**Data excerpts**
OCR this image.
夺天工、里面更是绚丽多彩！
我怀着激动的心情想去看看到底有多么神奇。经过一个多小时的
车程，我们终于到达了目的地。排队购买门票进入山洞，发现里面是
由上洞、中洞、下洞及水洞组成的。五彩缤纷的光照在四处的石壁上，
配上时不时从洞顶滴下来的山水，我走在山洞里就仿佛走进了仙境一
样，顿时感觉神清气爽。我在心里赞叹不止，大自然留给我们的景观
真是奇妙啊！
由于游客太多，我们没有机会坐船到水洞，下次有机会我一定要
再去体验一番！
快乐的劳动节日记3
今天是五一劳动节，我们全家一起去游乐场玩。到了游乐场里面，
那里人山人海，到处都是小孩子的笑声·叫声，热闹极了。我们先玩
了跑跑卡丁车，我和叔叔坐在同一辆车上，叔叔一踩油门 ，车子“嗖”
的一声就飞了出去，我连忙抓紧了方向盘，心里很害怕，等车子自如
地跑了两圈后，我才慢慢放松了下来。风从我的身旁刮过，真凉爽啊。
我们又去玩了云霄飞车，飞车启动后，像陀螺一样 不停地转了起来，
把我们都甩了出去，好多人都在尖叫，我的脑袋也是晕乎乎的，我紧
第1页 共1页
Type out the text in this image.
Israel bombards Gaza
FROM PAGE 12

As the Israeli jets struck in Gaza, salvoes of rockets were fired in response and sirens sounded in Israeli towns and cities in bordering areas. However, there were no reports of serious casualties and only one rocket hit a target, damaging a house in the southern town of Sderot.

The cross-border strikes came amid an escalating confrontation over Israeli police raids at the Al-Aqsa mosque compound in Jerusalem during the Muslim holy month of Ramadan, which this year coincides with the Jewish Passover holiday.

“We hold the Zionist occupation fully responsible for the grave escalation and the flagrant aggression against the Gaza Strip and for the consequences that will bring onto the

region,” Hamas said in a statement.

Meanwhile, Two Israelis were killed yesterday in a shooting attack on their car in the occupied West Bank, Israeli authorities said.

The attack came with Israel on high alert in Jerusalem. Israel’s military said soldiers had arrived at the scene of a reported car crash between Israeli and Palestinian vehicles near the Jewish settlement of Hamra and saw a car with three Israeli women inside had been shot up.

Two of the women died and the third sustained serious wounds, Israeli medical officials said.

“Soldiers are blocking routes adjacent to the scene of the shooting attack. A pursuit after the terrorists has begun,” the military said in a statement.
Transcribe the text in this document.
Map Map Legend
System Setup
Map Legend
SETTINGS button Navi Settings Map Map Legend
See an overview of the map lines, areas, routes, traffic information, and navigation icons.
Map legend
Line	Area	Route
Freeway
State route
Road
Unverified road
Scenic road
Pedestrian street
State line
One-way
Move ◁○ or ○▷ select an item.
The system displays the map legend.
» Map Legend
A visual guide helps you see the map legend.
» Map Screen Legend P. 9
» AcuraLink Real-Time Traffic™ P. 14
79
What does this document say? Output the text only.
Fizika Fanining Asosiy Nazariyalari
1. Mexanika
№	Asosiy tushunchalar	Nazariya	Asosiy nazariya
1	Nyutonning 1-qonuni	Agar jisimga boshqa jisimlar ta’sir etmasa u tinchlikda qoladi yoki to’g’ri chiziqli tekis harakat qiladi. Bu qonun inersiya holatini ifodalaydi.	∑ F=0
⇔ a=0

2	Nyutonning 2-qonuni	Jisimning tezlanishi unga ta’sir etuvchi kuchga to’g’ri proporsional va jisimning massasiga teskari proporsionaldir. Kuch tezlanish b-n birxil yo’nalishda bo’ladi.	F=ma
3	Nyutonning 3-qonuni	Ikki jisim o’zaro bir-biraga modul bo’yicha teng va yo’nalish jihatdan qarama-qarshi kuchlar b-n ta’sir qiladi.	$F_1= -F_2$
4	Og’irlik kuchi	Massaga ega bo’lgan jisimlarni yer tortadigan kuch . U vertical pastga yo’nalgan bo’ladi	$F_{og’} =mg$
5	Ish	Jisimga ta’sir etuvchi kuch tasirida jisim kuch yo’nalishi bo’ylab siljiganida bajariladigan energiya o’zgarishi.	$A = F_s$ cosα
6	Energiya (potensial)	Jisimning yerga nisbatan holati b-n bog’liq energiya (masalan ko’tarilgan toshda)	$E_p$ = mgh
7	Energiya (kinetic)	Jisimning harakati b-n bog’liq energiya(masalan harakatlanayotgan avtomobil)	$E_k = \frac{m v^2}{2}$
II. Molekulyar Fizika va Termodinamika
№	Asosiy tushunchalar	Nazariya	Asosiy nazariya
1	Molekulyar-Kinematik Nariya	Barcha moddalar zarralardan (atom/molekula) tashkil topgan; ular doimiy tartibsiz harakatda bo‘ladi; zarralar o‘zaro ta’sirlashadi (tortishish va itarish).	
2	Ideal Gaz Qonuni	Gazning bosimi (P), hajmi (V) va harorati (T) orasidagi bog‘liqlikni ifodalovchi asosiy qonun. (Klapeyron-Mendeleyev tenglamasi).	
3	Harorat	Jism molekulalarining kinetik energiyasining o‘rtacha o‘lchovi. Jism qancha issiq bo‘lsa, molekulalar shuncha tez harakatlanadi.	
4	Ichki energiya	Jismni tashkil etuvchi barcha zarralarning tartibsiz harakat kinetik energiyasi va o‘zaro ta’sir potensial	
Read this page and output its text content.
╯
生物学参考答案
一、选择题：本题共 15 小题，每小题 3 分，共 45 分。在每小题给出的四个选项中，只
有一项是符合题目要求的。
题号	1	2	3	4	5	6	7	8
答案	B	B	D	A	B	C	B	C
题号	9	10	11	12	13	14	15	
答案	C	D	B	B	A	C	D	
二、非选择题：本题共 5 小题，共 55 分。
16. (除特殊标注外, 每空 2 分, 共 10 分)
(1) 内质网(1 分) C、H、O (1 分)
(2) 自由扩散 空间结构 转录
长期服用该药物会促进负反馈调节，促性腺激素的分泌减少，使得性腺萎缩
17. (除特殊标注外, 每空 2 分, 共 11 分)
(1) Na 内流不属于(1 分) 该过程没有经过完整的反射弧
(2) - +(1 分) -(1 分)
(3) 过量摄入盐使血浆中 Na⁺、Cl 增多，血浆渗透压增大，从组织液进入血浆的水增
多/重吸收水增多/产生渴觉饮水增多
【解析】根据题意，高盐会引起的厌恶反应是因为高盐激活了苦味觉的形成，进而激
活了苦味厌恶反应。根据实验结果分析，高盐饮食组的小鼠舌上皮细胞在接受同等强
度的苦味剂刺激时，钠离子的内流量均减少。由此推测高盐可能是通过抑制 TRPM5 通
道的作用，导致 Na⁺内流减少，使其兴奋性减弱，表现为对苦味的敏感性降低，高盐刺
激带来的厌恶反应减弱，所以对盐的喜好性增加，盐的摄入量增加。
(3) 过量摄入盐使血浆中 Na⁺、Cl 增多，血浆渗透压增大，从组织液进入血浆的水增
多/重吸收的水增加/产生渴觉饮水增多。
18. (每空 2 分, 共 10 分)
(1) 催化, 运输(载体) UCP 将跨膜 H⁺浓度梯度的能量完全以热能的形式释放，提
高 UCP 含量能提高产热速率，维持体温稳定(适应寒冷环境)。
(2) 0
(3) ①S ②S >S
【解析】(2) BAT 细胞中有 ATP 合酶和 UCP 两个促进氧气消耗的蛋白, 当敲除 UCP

**PROBLEM**
Pull out and copy each line containing the string "text".

**TASK ANSWER**
Type out the text in this image.
Transcribe the text in this document.
What does this document say? Output the text only.
Read this page and output its text content.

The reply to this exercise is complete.